Task prompt.
Transcribe everything in the data word for word. Pictures are left out.

Records provided.
** begin **

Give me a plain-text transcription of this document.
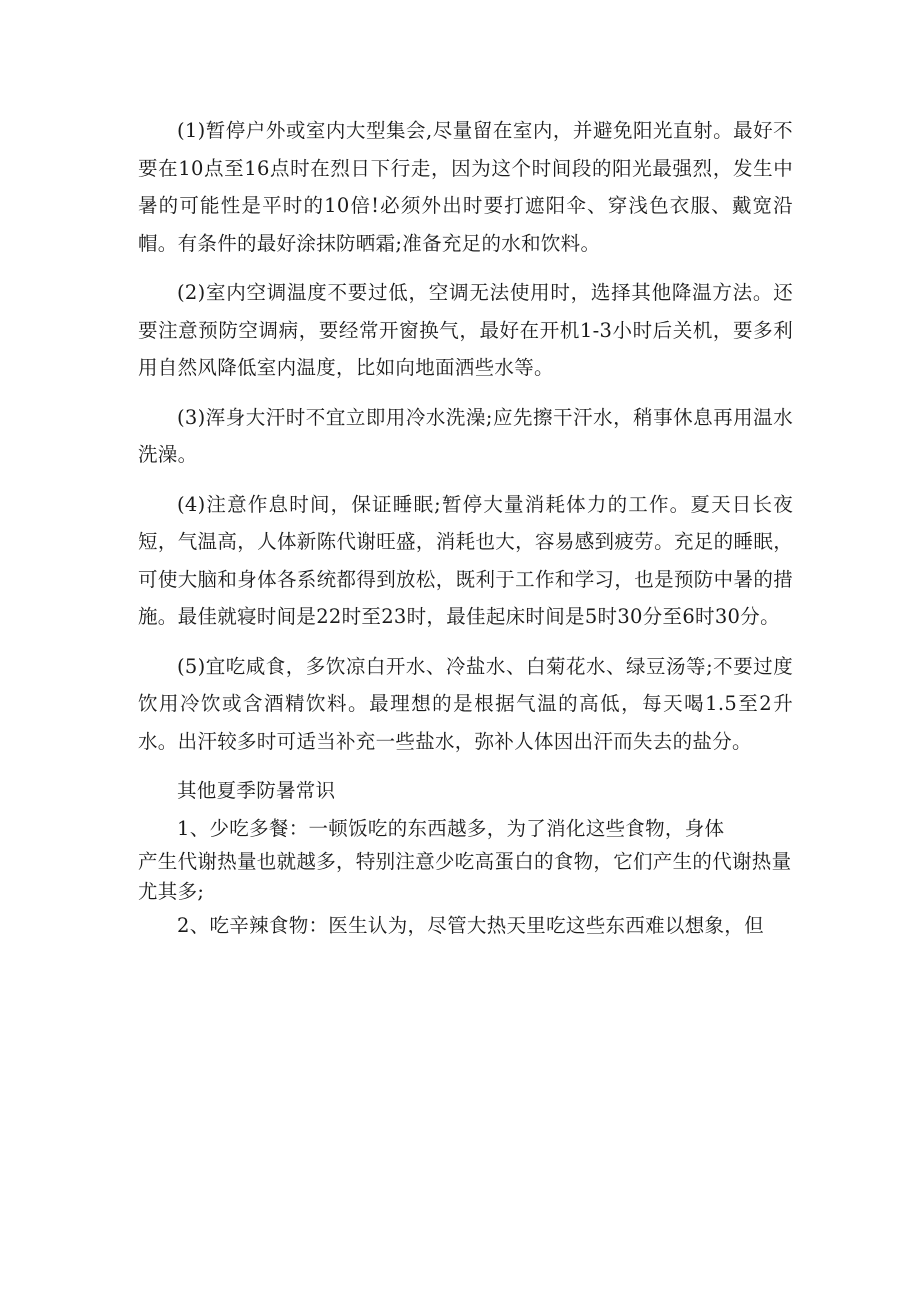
(1)暂停户外或室内大型集会,尽量留在室内，并避免阳光直射。最好不要在10点至16点时在烈日下行走，因为这个时间段的阳光最强烈，发生中暑的可能性是平时的10倍!必须外出时要打遮阳伞、穿浅色衣服、戴宽沿帽。有条件的最好涂抹防晒霜;准备充足的水和饮料。

(2)室内空调温度不要过低，空调无法使用时，选择其他降温方法。还要注意预防空调病，要经常开窗换气，最好在开机1-3小时后关机，要多利用自然风降低室内温度，比如向地面洒些水等。

(3)浑身大汗时不宜立即用冷水洗澡;应先擦干汗水，稍事休息再用温水洗澡。

(4)注意作息时间，保证睡眠;暂停大量消耗体力的工作。夏天日长夜短，气温高，人体新陈代谢旺盛，消耗也大，容易感到疲劳。充足的睡眠，可使大脑和身体各系统都得到放松，既利于工作和学习，也是预防中暑的措施。最佳就寝时间是22时至23时，最佳起床时间是5时30分至6时30分。

(5)宜吃咸食，多饮凉白开水、冷盐水、白菊花水、绿豆汤等;不要过度饮用冷饮或含酒精饮料。最理想的是根据气温的高低，每天喝1.5至2升水。出汗较多时可适当补充一些盐水，弥补人体因出汗而失去的盐分。

其他夏季防暑常识

1、少吃多餐：一顿饭吃的东西越多，为了消化这些食物，身体

产生代谢热量也就越多，特别注意少吃高蛋白的食物，它们产生的代谢热量尤其多;

2、吃辛辣食物：医生认为，尽管大热天里吃这些东西难以想象，但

** end **

Answer to this exercise.
Give me a plain-text transcription of this document.
(1)暂停户外或室内大型集会,尽量留在室内，并避免阳光直射。最好不要在10点至16点时在烈日下行走，因为这个时间段的阳光最强烈，发生中暑的可能性是平时的10倍!必须外出时要打遮阳伞、穿浅色衣服、戴宽沿帽。有条件的最好涂抹防晒霜;准备充足的水和饮料。

(2)室内空调温度不要过低，空调无法使用时，选择其他降温方法。还要注意预防空调病，要经常开窗换气，最好在开机1-3小时后关机，要多利用自然风降低室内温度，比如向地面洒些水等。

(3)浑身大汗时不宜立即用冷水洗澡;应先擦干汗水，稍事休息再用温水洗澡。

(4)注意作息时间，保证睡眠;暂停大量消耗体力的工作。夏天日长夜短，气温高，人体新陈代谢旺盛，消耗也大，容易感到疲劳。充足的睡眠，可使大脑和身体各系统都得到放松，既利于工作和学习，也是预防中暑的措施。最佳就寝时间是22时至23时，最佳起床时间是5时30分至6时30分。

(5)宜吃咸食，多饮凉白开水、冷盐水、白菊花水、绿豆汤等;不要过度饮用冷饮或含酒精饮料。最理想的是根据气温的高低，每天喝1.5至2升水。出汗较多时可适当补充一些盐水，弥补人体因出汗而失去的盐分。

其他夏季防暑常识

1、少吃多餐：一顿饭吃的东西越多，为了消化这些食物，身体

产生代谢热量也就越多，特别注意少吃高蛋白的食物，它们产生的代谢热量尤其多;

2、吃辛辣食物：医生认为，尽管大热天里吃这些东西难以想象，但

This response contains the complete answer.